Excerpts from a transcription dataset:
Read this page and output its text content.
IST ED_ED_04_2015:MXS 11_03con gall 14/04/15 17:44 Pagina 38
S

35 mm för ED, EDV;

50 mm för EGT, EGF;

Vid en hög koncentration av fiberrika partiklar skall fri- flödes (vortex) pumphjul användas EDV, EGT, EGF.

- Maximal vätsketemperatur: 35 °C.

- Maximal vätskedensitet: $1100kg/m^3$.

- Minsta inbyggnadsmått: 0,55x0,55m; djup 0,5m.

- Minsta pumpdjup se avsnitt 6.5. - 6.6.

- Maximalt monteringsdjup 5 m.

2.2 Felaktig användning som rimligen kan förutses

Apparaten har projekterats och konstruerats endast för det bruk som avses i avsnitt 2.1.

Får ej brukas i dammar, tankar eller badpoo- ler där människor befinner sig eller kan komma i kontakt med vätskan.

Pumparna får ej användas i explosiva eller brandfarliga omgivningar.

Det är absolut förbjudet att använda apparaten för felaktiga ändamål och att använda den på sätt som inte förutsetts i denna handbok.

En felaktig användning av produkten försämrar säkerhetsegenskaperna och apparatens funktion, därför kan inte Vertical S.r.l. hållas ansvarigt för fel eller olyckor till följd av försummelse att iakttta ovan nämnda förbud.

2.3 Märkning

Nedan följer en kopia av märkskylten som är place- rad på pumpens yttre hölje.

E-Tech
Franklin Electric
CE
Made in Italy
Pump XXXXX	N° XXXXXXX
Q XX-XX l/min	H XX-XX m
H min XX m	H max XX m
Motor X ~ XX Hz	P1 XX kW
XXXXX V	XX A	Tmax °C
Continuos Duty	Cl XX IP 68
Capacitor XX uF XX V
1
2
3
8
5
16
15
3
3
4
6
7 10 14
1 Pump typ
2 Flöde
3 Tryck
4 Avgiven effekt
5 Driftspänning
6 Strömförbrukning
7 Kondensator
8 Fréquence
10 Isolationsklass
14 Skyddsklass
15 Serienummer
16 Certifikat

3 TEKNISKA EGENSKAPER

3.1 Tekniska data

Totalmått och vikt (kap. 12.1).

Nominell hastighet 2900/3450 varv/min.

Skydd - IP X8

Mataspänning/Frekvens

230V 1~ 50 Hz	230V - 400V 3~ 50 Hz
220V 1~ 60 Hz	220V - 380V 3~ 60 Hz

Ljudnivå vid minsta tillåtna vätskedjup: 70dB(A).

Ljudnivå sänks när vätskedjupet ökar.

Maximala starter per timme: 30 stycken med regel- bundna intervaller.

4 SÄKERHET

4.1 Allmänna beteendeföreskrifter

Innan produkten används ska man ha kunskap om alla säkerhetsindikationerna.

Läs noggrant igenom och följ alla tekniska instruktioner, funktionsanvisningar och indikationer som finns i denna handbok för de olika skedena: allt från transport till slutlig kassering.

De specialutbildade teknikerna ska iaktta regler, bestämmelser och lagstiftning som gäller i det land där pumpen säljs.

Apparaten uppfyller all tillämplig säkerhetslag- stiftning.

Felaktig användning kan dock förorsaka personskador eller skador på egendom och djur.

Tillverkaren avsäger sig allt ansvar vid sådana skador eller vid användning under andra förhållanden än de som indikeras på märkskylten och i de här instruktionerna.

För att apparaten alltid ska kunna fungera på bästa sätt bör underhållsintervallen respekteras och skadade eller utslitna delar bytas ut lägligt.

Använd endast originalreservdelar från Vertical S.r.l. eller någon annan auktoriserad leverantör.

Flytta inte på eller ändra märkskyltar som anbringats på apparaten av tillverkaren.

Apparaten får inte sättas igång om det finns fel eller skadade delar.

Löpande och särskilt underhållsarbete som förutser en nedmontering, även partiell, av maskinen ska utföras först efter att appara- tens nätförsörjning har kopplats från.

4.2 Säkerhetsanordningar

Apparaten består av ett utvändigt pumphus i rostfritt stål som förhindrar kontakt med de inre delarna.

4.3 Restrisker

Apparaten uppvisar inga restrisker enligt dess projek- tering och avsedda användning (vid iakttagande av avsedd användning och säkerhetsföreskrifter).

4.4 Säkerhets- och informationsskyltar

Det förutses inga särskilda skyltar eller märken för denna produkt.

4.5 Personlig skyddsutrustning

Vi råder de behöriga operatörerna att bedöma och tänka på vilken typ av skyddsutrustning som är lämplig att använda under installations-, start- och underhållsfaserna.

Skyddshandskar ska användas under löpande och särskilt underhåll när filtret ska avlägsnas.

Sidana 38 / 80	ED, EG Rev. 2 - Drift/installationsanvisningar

▶ **Exercise objective**
Your job is to write out the data exactly as it stands.

▶ **Task answer**
Read this page and output its text content.
IST ED_ED_04_2015:MXS 11_03con gall 14/04/15 17:44 Pagina 38
S

35 mm för ED, EDV;

50 mm för EGT, EGF;

Vid en hög koncentration av fiberrika partiklar skall fri- flödes (vortex) pumphjul användas EDV, EGT, EGF.

- Maximal vätsketemperatur: 35 °C.

- Maximal vätskedensitet: $1100kg/m^3$.

- Minsta inbyggnadsmått: 0,55x0,55m; djup 0,5m.

- Minsta pumpdjup se avsnitt 6.5. - 6.6.

- Maximalt monteringsdjup 5 m.

2.2 Felaktig användning som rimligen kan förutses

Apparaten har projekterats och konstruerats endast för det bruk som avses i avsnitt 2.1.

Får ej brukas i dammar, tankar eller badpoo- ler där människor befinner sig eller kan komma i kontakt med vätskan.

Pumparna får ej användas i explosiva eller brandfarliga omgivningar.

Det är absolut förbjudet att använda apparaten för felaktiga ändamål och att använda den på sätt som inte förutsetts i denna handbok.

En felaktig användning av produkten försämrar säkerhetsegenskaperna och apparatens funktion, därför kan inte Vertical S.r.l. hållas ansvarigt för fel eller olyckor till följd av försummelse att iakttta ovan nämnda förbud.

2.3 Märkning

Nedan följer en kopia av märkskylten som är place- rad på pumpens yttre hölje.

E-Tech
Franklin Electric
CE
Made in Italy
Pump XXXXX	N° XXXXXXX
Q XX-XX l/min	H XX-XX m
H min XX m	H max XX m
Motor X ~ XX Hz	P1 XX kW
XXXXX V	XX A	Tmax °C
Continuos Duty	Cl XX IP 68
Capacitor XX uF XX V
1
2
3
8
5
16
15
3
3
4
6
7 10 14
1 Pump typ
2 Flöde
3 Tryck
4 Avgiven effekt
5 Driftspänning
6 Strömförbrukning
7 Kondensator
8 Fréquence
10 Isolationsklass
14 Skyddsklass
15 Serienummer
16 Certifikat

3 TEKNISKA EGENSKAPER

3.1 Tekniska data

Totalmått och vikt (kap. 12.1).

Nominell hastighet 2900/3450 varv/min.

Skydd - IP X8

Mataspänning/Frekvens

230V 1~ 50 Hz	230V - 400V 3~ 50 Hz
220V 1~ 60 Hz	220V - 380V 3~ 60 Hz

Ljudnivå vid minsta tillåtna vätskedjup: 70dB(A).

Ljudnivå sänks när vätskedjupet ökar.

Maximala starter per timme: 30 stycken med regel- bundna intervaller.

4 SÄKERHET

4.1 Allmänna beteendeföreskrifter

Innan produkten används ska man ha kunskap om alla säkerhetsindikationerna.

Läs noggrant igenom och följ alla tekniska instruktioner, funktionsanvisningar och indikationer som finns i denna handbok för de olika skedena: allt från transport till slutlig kassering.

De specialutbildade teknikerna ska iaktta regler, bestämmelser och lagstiftning som gäller i det land där pumpen säljs.

Apparaten uppfyller all tillämplig säkerhetslag- stiftning.

Felaktig användning kan dock förorsaka personskador eller skador på egendom och djur.

Tillverkaren avsäger sig allt ansvar vid sådana skador eller vid användning under andra förhållanden än de som indikeras på märkskylten och i de här instruktionerna.

För att apparaten alltid ska kunna fungera på bästa sätt bör underhållsintervallen respekteras och skadade eller utslitna delar bytas ut lägligt.

Använd endast originalreservdelar från Vertical S.r.l. eller någon annan auktoriserad leverantör.

Flytta inte på eller ändra märkskyltar som anbringats på apparaten av tillverkaren.

Apparaten får inte sättas igång om det finns fel eller skadade delar.

Löpande och särskilt underhållsarbete som förutser en nedmontering, även partiell, av maskinen ska utföras först efter att appara- tens nätförsörjning har kopplats från.

4.2 Säkerhetsanordningar

Apparaten består av ett utvändigt pumphus i rostfritt stål som förhindrar kontakt med de inre delarna.

4.3 Restrisker

Apparaten uppvisar inga restrisker enligt dess projek- tering och avsedda användning (vid iakttagande av avsedd användning och säkerhetsföreskrifter).

4.4 Säkerhets- och informationsskyltar

Det förutses inga särskilda skyltar eller märken för denna produkt.

4.5 Personlig skyddsutrustning

Vi råder de behöriga operatörerna att bedöma och tänka på vilken typ av skyddsutrustning som är lämplig att använda under installations-, start- och underhållsfaserna.

Skyddshandskar ska användas under löpande och särskilt underhåll när filtret ska avlägsnas.

Sidana 38 / 80	ED, EG Rev. 2 - Drift/installationsanvisningar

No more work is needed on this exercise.